▶ [Records supplied]
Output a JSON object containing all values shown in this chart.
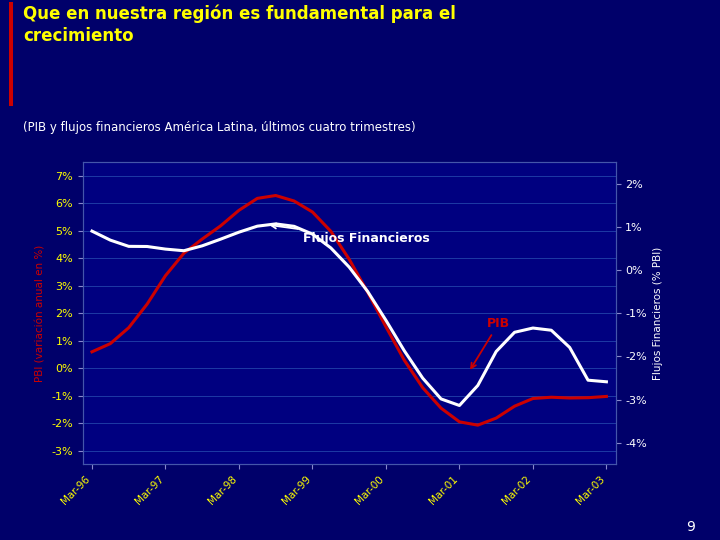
{
  "title": "Que en nuestra región es fundamental para el\ncrecimiento",
  "subtitle": "(PIB y flujos financieros América Latina, últimos cuatro trimestres)",
  "title_color": "#FFFF00",
  "subtitle_color": "#FFFFFF",
  "background_color": "#00006A",
  "plot_bg_color": "#000080",
  "header_bg_color": "#00003A",
  "red_bar_color": "#CC0000",
  "xlabel_ticks": [
    "Mar-96",
    "Mar-97",
    "Mar-98",
    "Mar-99",
    "Mar-00",
    "Mar-01",
    "Mar-02",
    "Mar-03"
  ],
  "pib_color": "#CC0000",
  "flujos_color": "#FFFFFF",
  "pib_label": "PIB",
  "flujos_label": "Flujos Financieros",
  "left_ylabel": "PBI (variación anual en %)",
  "right_ylabel": "Flujos Financieros (% PBI)",
  "left_yticks": [
    -3,
    -2,
    -1,
    0,
    1,
    2,
    3,
    4,
    5,
    6,
    7
  ],
  "right_yticks": [
    -4,
    -3,
    -2,
    -1,
    0,
    1,
    2
  ],
  "left_ylim": [
    -3.5,
    7.5
  ],
  "right_ylim": [
    -4.5,
    2.5
  ],
  "pib_x": [
    0,
    1,
    2,
    3,
    4,
    5,
    6,
    7,
    8,
    9,
    10,
    11,
    12,
    13,
    14,
    15,
    16,
    17,
    18,
    19,
    20,
    21,
    22,
    23,
    24,
    25,
    26,
    27,
    28
  ],
  "pib_y": [
    0.5,
    0.8,
    1.4,
    2.2,
    3.5,
    4.3,
    4.7,
    5.1,
    5.8,
    6.3,
    6.4,
    6.1,
    5.8,
    5.1,
    4.0,
    2.8,
    1.5,
    0.2,
    -0.8,
    -1.5,
    -2.1,
    -2.2,
    -1.9,
    -1.3,
    -1.0,
    -1.05,
    -1.1,
    -1.1,
    -1.0
  ],
  "flujos_x": [
    0,
    1,
    2,
    3,
    4,
    5,
    6,
    7,
    8,
    9,
    10,
    11,
    12,
    13,
    14,
    15,
    16,
    17,
    18,
    19,
    20,
    21,
    22,
    23,
    24,
    25,
    26,
    27,
    28
  ],
  "flujos_y": [
    1.0,
    0.65,
    0.45,
    0.62,
    0.48,
    0.35,
    0.58,
    0.7,
    0.88,
    1.05,
    1.1,
    1.05,
    0.88,
    0.55,
    0.1,
    -0.45,
    -1.15,
    -1.9,
    -2.55,
    -3.05,
    -3.4,
    -2.85,
    -1.65,
    -1.35,
    -1.3,
    -1.4,
    -1.3,
    -3.25,
    -2.4
  ],
  "page_number": "9",
  "grid_color": "#2244AA",
  "tick_label_color": "#FFFF00",
  "tick_label_color_right": "#FFFFFF"
}
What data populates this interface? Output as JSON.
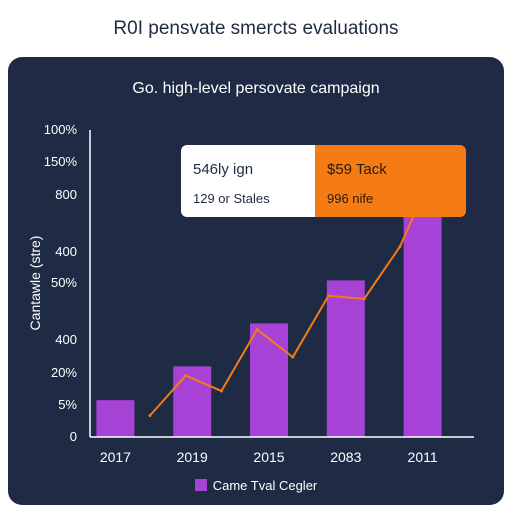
{
  "page": {
    "title": "R0I pensvate smercts evaluations"
  },
  "chart_data": {
    "type": "bar",
    "subtitle": "Go. high-level persovate campaign",
    "ylabel": "Cantawle (stre)",
    "y_tick_labels": [
      "100%",
      "150%",
      "800",
      "400",
      "50%",
      "400",
      "20%",
      "5%",
      "0"
    ],
    "categories": [
      "2017",
      "2019",
      "2015",
      "2083",
      "2011"
    ],
    "values": [
      12,
      23,
      37,
      51,
      76
    ],
    "ylim": [
      0,
      100
    ],
    "line_series": {
      "values": [
        7,
        20,
        15,
        35,
        26,
        46,
        45,
        62,
        88
      ]
    },
    "legend": {
      "label": "Came Tval Cegler",
      "position": "bottom"
    },
    "callout": {
      "left_title": "546ly ign",
      "left_sub": "129 or Stales",
      "right_title": "$59 Tack",
      "right_sub": "996 nife"
    },
    "colors": {
      "bar": "#a642d6",
      "line": "#f57c14",
      "background": "#1f2a44",
      "axis": "#ffffff"
    },
    "grid": false
  }
}
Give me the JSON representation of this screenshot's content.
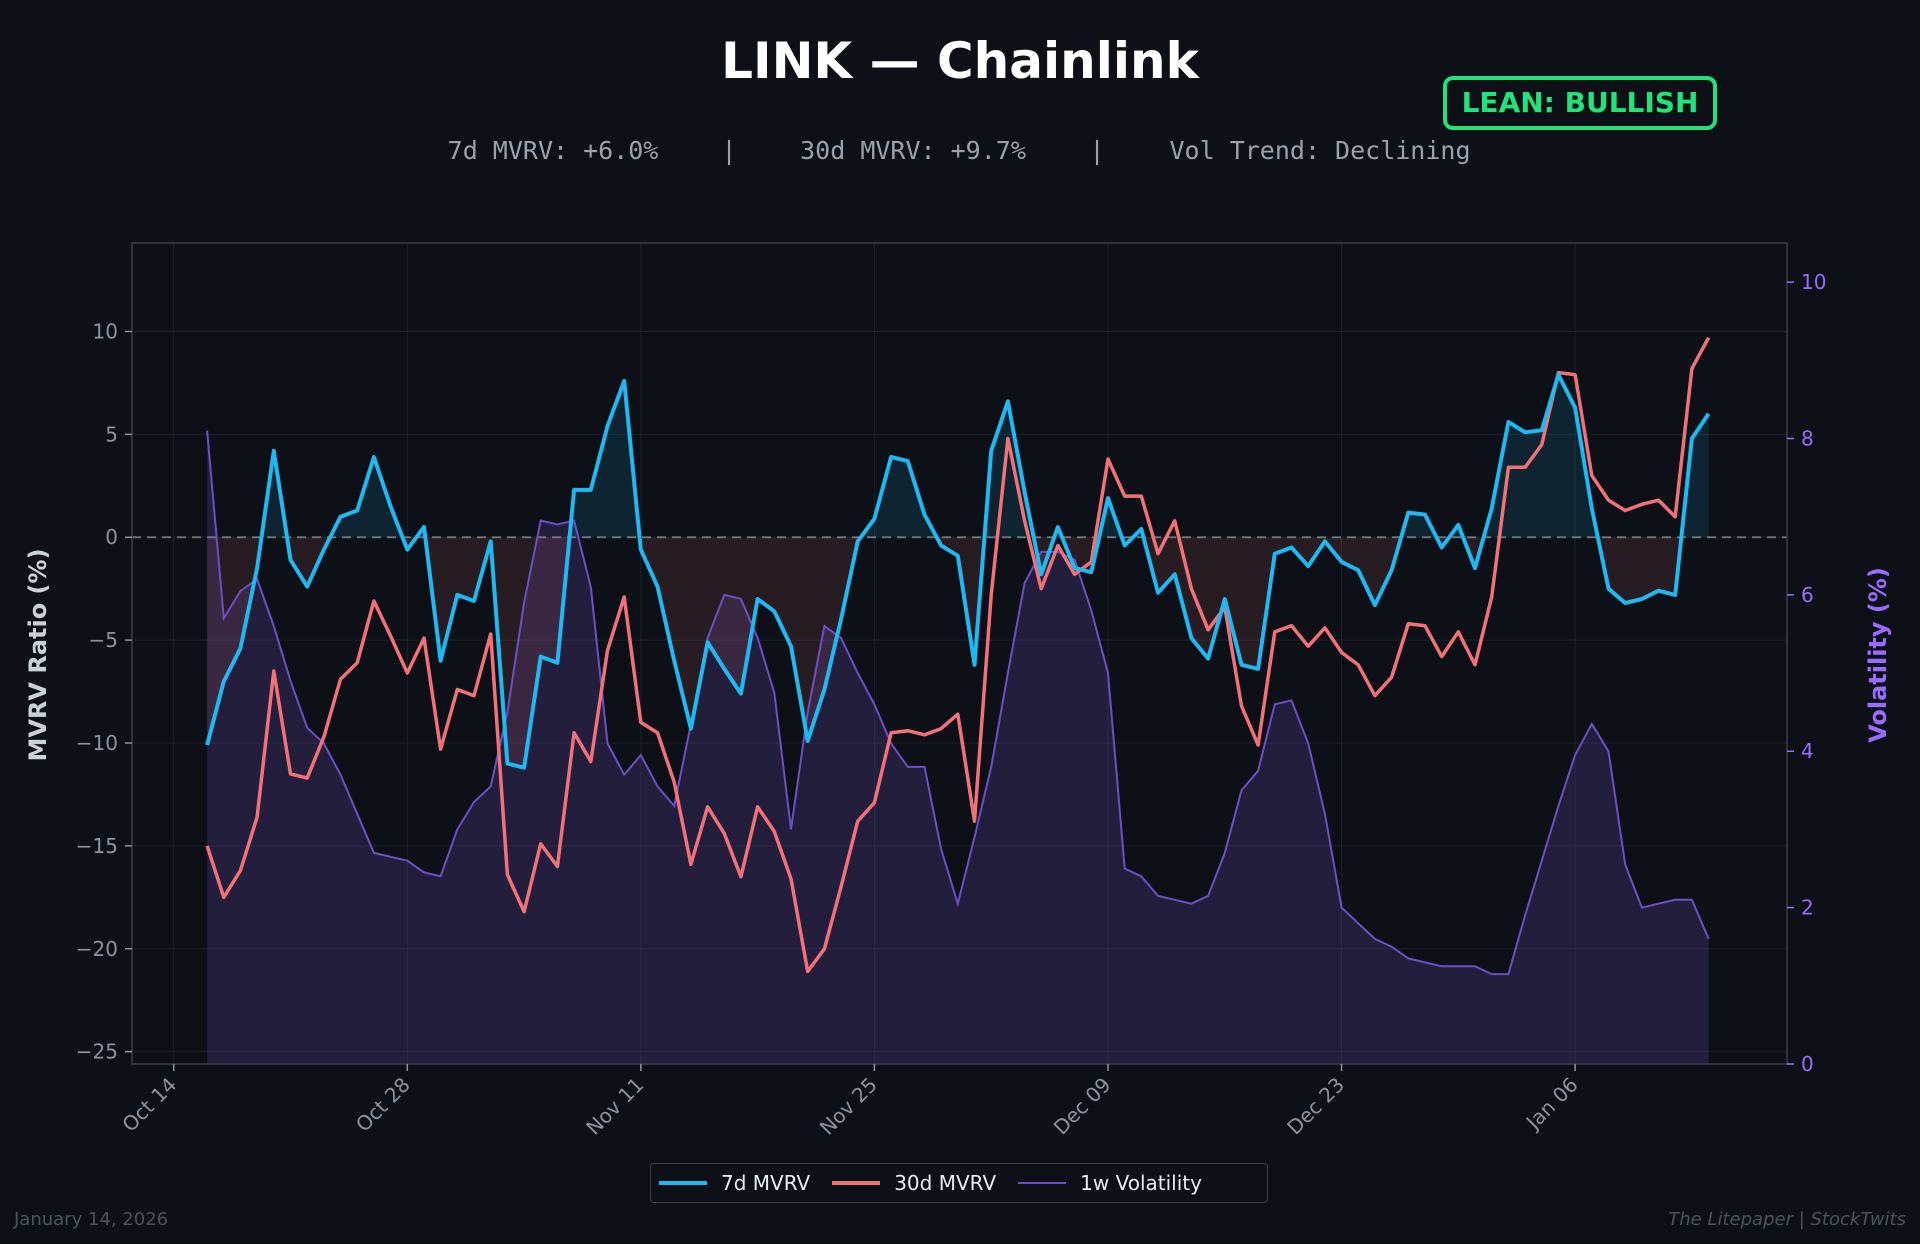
{
  "header": {
    "title": "LINK — Chainlink",
    "stats": [
      "7d MVRV: +6.0%",
      "30d MVRV: +9.7%",
      "Vol Trend: Declining"
    ],
    "separator": "|",
    "lean_badge": "LEAN: BULLISH"
  },
  "footer": {
    "date": "January 14, 2026",
    "source": "The Litepaper | StockTwits"
  },
  "colors": {
    "background": "#0d1117",
    "mvrv_7d": "#1fb8f0",
    "mvrv_30d": "#f07178",
    "volatility": "#6c4fc4",
    "volatility_axis": "#9b6bff",
    "bullish": "#22e37a"
  },
  "legend": [
    "7d MVRV",
    "30d MVRV",
    "1w Volatility"
  ],
  "chart_data": {
    "type": "line",
    "title": "LINK — Chainlink",
    "ylabel": "MVRV Ratio (%)",
    "y2label": "Volatility (%)",
    "ylim": [
      -25.6,
      14.3
    ],
    "y2lim": [
      0,
      10.5
    ],
    "yticks": [
      -25,
      -20,
      -15,
      -10,
      -5,
      0,
      5,
      10
    ],
    "y2ticks": [
      0,
      2,
      4,
      6,
      8,
      10
    ],
    "x_tick_labels": [
      "Oct 14",
      "Oct 28",
      "Nov 11",
      "Nov 25",
      "Dec 09",
      "Dec 23",
      "Jan 06"
    ],
    "x_tick_days": [
      0,
      14,
      28,
      42,
      56,
      70,
      84
    ],
    "xlim_days": [
      -2.5,
      96.7
    ],
    "x_start_day": 2,
    "baseline": 0,
    "grid": true,
    "legend_position": "bottom-center",
    "series": [
      {
        "name": "7d MVRV",
        "axis": "left",
        "values": [
          -10.1,
          -7.0,
          -5.4,
          -1.5,
          4.2,
          -1.1,
          -2.4,
          -0.6,
          1.0,
          1.3,
          3.9,
          1.5,
          -0.6,
          0.5,
          -6.0,
          -2.8,
          -3.1,
          -0.2,
          -11.0,
          -11.2,
          -5.8,
          -6.1,
          2.3,
          2.3,
          5.4,
          7.6,
          -0.6,
          -2.4,
          -6.0,
          -9.3,
          -5.1,
          -6.4,
          -7.6,
          -3.0,
          -3.6,
          -5.3,
          -9.9,
          -7.4,
          -4.0,
          -0.2,
          0.9,
          3.9,
          3.7,
          1.1,
          -0.4,
          -0.9,
          -6.2,
          4.2,
          6.6,
          2.2,
          -1.8,
          0.5,
          -1.5,
          -1.7,
          1.9,
          -0.4,
          0.4,
          -2.7,
          -1.8,
          -4.9,
          -5.9,
          -3.0,
          -6.2,
          -6.4,
          -0.8,
          -0.5,
          -1.4,
          -0.2,
          -1.2,
          -1.6,
          -3.3,
          -1.6,
          1.2,
          1.1,
          -0.5,
          0.6,
          -1.5,
          1.4,
          5.6,
          5.1,
          5.2,
          7.9,
          6.3,
          1.4,
          -2.5,
          -3.2,
          -3.0,
          -2.6,
          -2.8,
          4.8,
          6.0
        ]
      },
      {
        "name": "30d MVRV",
        "axis": "left",
        "values": [
          -15.0,
          -17.5,
          -16.2,
          -13.6,
          -6.5,
          -11.5,
          -11.7,
          -9.7,
          -6.9,
          -6.1,
          -3.1,
          -4.8,
          -6.6,
          -4.9,
          -10.3,
          -7.4,
          -7.7,
          -4.7,
          -16.4,
          -18.2,
          -14.9,
          -16.0,
          -9.5,
          -10.9,
          -5.5,
          -2.9,
          -9.0,
          -9.5,
          -11.9,
          -15.9,
          -13.1,
          -14.4,
          -16.5,
          -13.1,
          -14.3,
          -16.6,
          -21.1,
          -20.0,
          -17.0,
          -13.8,
          -12.9,
          -9.5,
          -9.4,
          -9.6,
          -9.3,
          -8.6,
          -13.8,
          -2.8,
          4.8,
          0.8,
          -2.5,
          -0.4,
          -1.8,
          -1.2,
          3.8,
          2.0,
          2.0,
          -0.8,
          0.8,
          -2.5,
          -4.5,
          -3.4,
          -8.2,
          -10.1,
          -4.6,
          -4.3,
          -5.3,
          -4.4,
          -5.6,
          -6.2,
          -7.7,
          -6.8,
          -4.2,
          -4.3,
          -5.8,
          -4.6,
          -6.2,
          -2.9,
          3.4,
          3.4,
          4.5,
          8.0,
          7.9,
          3.0,
          1.8,
          1.3,
          1.6,
          1.8,
          1.0,
          8.2,
          9.7
        ]
      },
      {
        "name": "1w Volatility",
        "axis": "right",
        "values": [
          8.1,
          5.7,
          6.05,
          6.2,
          5.6,
          4.9,
          4.3,
          4.1,
          3.7,
          3.2,
          2.7,
          2.65,
          2.6,
          2.45,
          2.4,
          3.0,
          3.35,
          3.55,
          4.5,
          5.9,
          6.95,
          6.9,
          6.95,
          6.1,
          4.1,
          3.7,
          3.95,
          3.55,
          3.3,
          4.35,
          5.45,
          6.0,
          5.95,
          5.45,
          4.75,
          3.0,
          4.5,
          5.6,
          5.45,
          5.0,
          4.6,
          4.1,
          3.8,
          3.8,
          2.75,
          2.05,
          2.9,
          3.8,
          5.0,
          6.15,
          6.55,
          6.55,
          6.45,
          5.8,
          5.0,
          2.5,
          2.4,
          2.15,
          2.1,
          2.05,
          2.15,
          2.7,
          3.5,
          3.75,
          4.6,
          4.65,
          4.1,
          3.2,
          2.0,
          1.8,
          1.6,
          1.5,
          1.35,
          1.3,
          1.25,
          1.25,
          1.25,
          1.15,
          1.15,
          1.9,
          2.6,
          3.3,
          3.95,
          4.35,
          4.0,
          2.55,
          2.0,
          2.05,
          2.1,
          2.1,
          1.6
        ]
      }
    ]
  }
}
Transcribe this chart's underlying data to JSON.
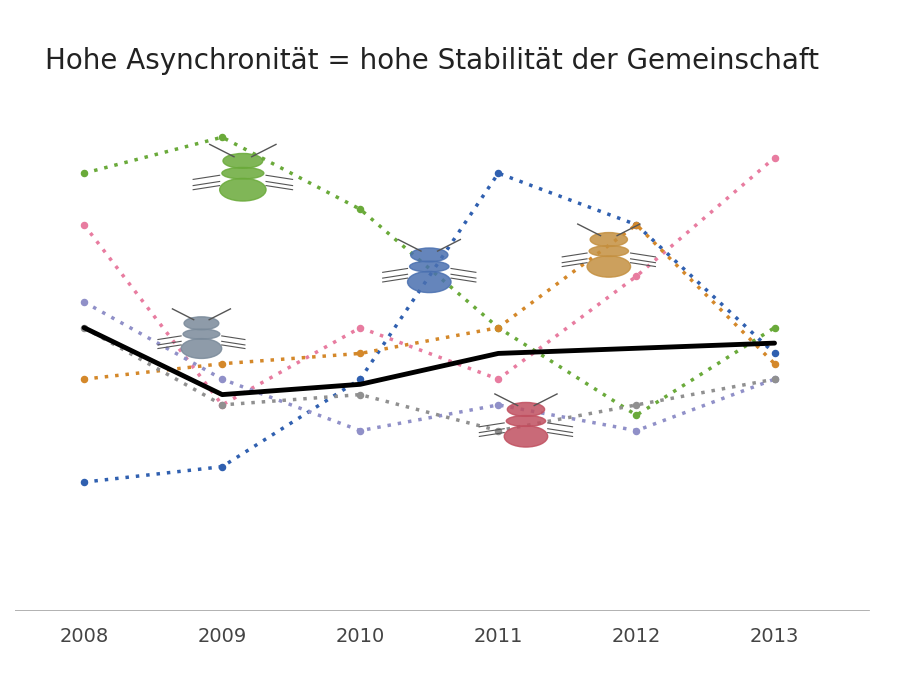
{
  "title": "Hohe Asynchronität = hohe Stabilität der Gemeinschaft",
  "title_fontsize": 20,
  "years": [
    2008,
    2009,
    2010,
    2011,
    2012,
    2013
  ],
  "xlim": [
    2007.5,
    2013.8
  ],
  "ylim": [
    0,
    10
  ],
  "background_color": "#ffffff",
  "lines": {
    "green": {
      "color": "#6aaa3a",
      "y": [
        8.5,
        9.2,
        7.8,
        5.5,
        3.8,
        5.5
      ]
    },
    "pink": {
      "color": "#e87ca0",
      "y": [
        7.5,
        4.0,
        5.5,
        4.5,
        6.5,
        8.8
      ]
    },
    "blue": {
      "color": "#3060b0",
      "y": [
        2.5,
        2.8,
        4.5,
        8.5,
        7.5,
        5.0
      ]
    },
    "orange": {
      "color": "#d4882a",
      "y": [
        4.5,
        4.8,
        5.0,
        5.5,
        7.5,
        4.8
      ]
    },
    "lavender": {
      "color": "#9090c8",
      "y": [
        6.0,
        4.5,
        3.5,
        4.0,
        3.5,
        4.5
      ]
    },
    "gray": {
      "color": "#909090",
      "y": [
        5.5,
        4.0,
        4.2,
        3.5,
        4.0,
        4.5
      ]
    }
  },
  "community_line": {
    "color": "#000000",
    "y": [
      5.5,
      4.2,
      4.4,
      5.0,
      5.1,
      5.2
    ],
    "linewidth": 3.5
  },
  "dot_size": 8
}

▶ [Instruction]
Check each line above for "JSON" and return the ones that have it.

▶ [Reply]
Output a JSON object containing all values shown in this chart.
What data populates this interface? Output as JSON.
Give me the JSON representation of this screenshot's content.
Transcribe this chart's underlying data to JSON.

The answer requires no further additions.